» **Directions for this task**:
The material below should be written out in full and exactly; pictures stay out of the copy.

» **Dataset rows**:
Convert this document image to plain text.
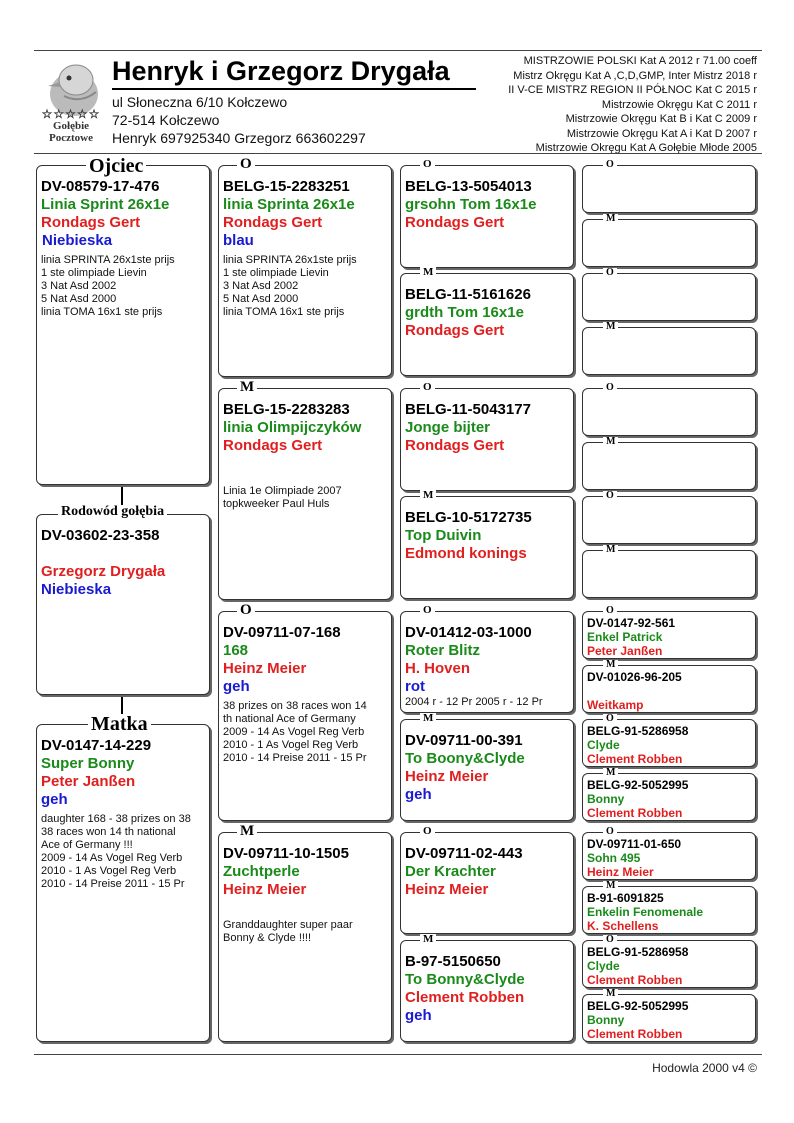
☆☆☆☆☆
Gołębie
Pocztowe
Henryk i Grzegorz Drygała
ul Słoneczna 6/10 Kołczewo
72-514 Kołczewo
Henryk 697925340 Grzegorz 663602297
MISTRZOWIE POLSKI Kat A 2012 r 71.00 coeff
Mistrz Okręgu Kat A ,C,D,GMP, Inter Mistrz 2018 r
II V-CE MISTRZ REGION II PÓŁNOC Kat C 2015 r
Mistrzowie Okręgu Kat C 2011 r
Mistrzowie Okręgu Kat B i Kat C 2009 r
Mistrzowie Okręgu Kat A i Kat D 2007 r
Mistrzowie Okręgu Kat A Gołębie Młode 2005
DV-08579-17-476
Linia Sprint 26x1e
Rondags Gert
Niebieska
linia SPRINTA 26x1ste prijs
1 ste olimpiade Lievin
3 Nat Asd 2002
5 Nat Asd 2000
linia TOMA 16x1 ste prijs
Ojciec
DV-03602-23-358
Grzegorz Drygała
Niebieska
Rodowód gołębia
DV-0147-14-229
Super Bonny
Peter Janßen
geh
daughter 168 - 38 prizes on 38
38 races won 14 th national
Ace of Germany !!!
2009 - 14 As Vogel Reg Verb
2010 - 1 As Vogel Reg Verb
2010 - 14 Preise 2011 - 15 Pr
Matka
BELG-15-2283251
linia Sprinta 26x1e
Rondags Gert
blau
linia SPRINTA 26x1ste prijs
1 ste olimpiade Lievin
3 Nat Asd 2002
5 Nat Asd 2000
linia TOMA 16x1 ste prijs
O
BELG-15-2283283
linia Olimpijczyków
Rondags Gert
Linia 1e Olimpiade 2007
topkweeker Paul Huls
M
DV-09711-07-168
168
Heinz Meier
geh
38 prizes on 38 races won 14
th national Ace of Germany
2009 - 14 As Vogel Reg Verb
2010 - 1 As Vogel Reg Verb
2010 - 14 Preise 2011 - 15 Pr
O
DV-09711-10-1505
Zuchtperle
Heinz Meier
Granddaughter super paar
Bonny & Clyde !!!!
M
BELG-13-5054013
grsohn Tom 16x1e
Rondags Gert
O
BELG-11-5161626
grdth Tom 16x1e
Rondags Gert
M
BELG-11-5043177
Jonge bijter
Rondags Gert
O
BELG-10-5172735
Top Duivin
Edmond konings
M
DV-01412-03-1000
Roter Blitz
H. Hoven
rot
2004 r - 12 Pr 2005 r - 12 Pr
O
DV-09711-00-391
To Boony&Clyde
Heinz Meier
geh
M
DV-09711-02-443
Der Krachter
Heinz Meier
O
B-97-5150650
To Bonny&Clyde
Clement Robben
geh
M
O
M
O
M
O
M
O
M
DV-0147-92-561
Enkel Patrick
Peter Janßen
O
DV-01026-96-205
Weitkamp
M
BELG-91-5286958
Clyde
Clement Robben
O
BELG-92-5052995
Bonny
Clement Robben
M
DV-09711-01-650
Sohn 495
Heinz Meier
O
B-91-6091825
Enkelin Fenomenale
K. Schellens
M
BELG-91-5286958
Clyde
Clement Robben
O
BELG-92-5052995
Bonny
Clement Robben
M
Hodowla 2000 v4 ©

» **Answer below**:
Convert this document image to plain text.
☆☆☆☆☆
Gołębie
Pocztowe
Henryk i Grzegorz Drygała
ul Słoneczna 6/10 Kołczewo
72-514 Kołczewo
Henryk 697925340 Grzegorz 663602297
MISTRZOWIE POLSKI Kat A 2012 r 71.00 coeff
Mistrz Okręgu Kat A ,C,D,GMP, Inter Mistrz 2018 r
II V-CE MISTRZ REGION II PÓŁNOC Kat C 2015 r
Mistrzowie Okręgu Kat C 2011 r
Mistrzowie Okręgu Kat B i Kat C 2009 r
Mistrzowie Okręgu Kat A i Kat D 2007 r
Mistrzowie Okręgu Kat A Gołębie Młode 2005
DV-08579-17-476
Linia Sprint 26x1e
Rondags Gert
Niebieska
linia SPRINTA 26x1ste prijs
1 ste olimpiade Lievin
3 Nat Asd 2002
5 Nat Asd 2000
linia TOMA 16x1 ste prijs
Ojciec
DV-03602-23-358
Grzegorz Drygała
Niebieska
Rodowód gołębia
DV-0147-14-229
Super Bonny
Peter Janßen
geh
daughter 168 - 38 prizes on 38
38 races won 14 th national
Ace of Germany !!!
2009 - 14 As Vogel Reg Verb
2010 - 1 As Vogel Reg Verb
2010 - 14 Preise 2011 - 15 Pr
Matka
BELG-15-2283251
linia Sprinta 26x1e
Rondags Gert
blau
linia SPRINTA 26x1ste prijs
1 ste olimpiade Lievin
3 Nat Asd 2002
5 Nat Asd 2000
linia TOMA 16x1 ste prijs
O
BELG-15-2283283
linia Olimpijczyków
Rondags Gert
Linia 1e Olimpiade 2007
topkweeker Paul Huls
M
DV-09711-07-168
168
Heinz Meier
geh
38 prizes on 38 races won 14
th national Ace of Germany
2009 - 14 As Vogel Reg Verb
2010 - 1 As Vogel Reg Verb
2010 - 14 Preise 2011 - 15 Pr
O
DV-09711-10-1505
Zuchtperle
Heinz Meier
Granddaughter super paar
Bonny & Clyde !!!!
M
BELG-13-5054013
grsohn Tom 16x1e
Rondags Gert
O
BELG-11-5161626
grdth Tom 16x1e
Rondags Gert
M
BELG-11-5043177
Jonge bijter
Rondags Gert
O
BELG-10-5172735
Top Duivin
Edmond konings
M
DV-01412-03-1000
Roter Blitz
H. Hoven
rot
2004 r - 12 Pr 2005 r - 12 Pr
O
DV-09711-00-391
To Boony&Clyde
Heinz Meier
geh
M
DV-09711-02-443
Der Krachter
Heinz Meier
O
B-97-5150650
To Bonny&Clyde
Clement Robben
geh
M
O
M
O
M
O
M
O
M
DV-0147-92-561
Enkel Patrick
Peter Janßen
O
DV-01026-96-205
Weitkamp
M
BELG-91-5286958
Clyde
Clement Robben
O
BELG-92-5052995
Bonny
Clement Robben
M
DV-09711-01-650
Sohn 495
Heinz Meier
O
B-91-6091825
Enkelin Fenomenale
K. Schellens
M
BELG-91-5286958
Clyde
Clement Robben
O
BELG-92-5052995
Bonny
Clement Robben
M
Hodowla 2000 v4 ©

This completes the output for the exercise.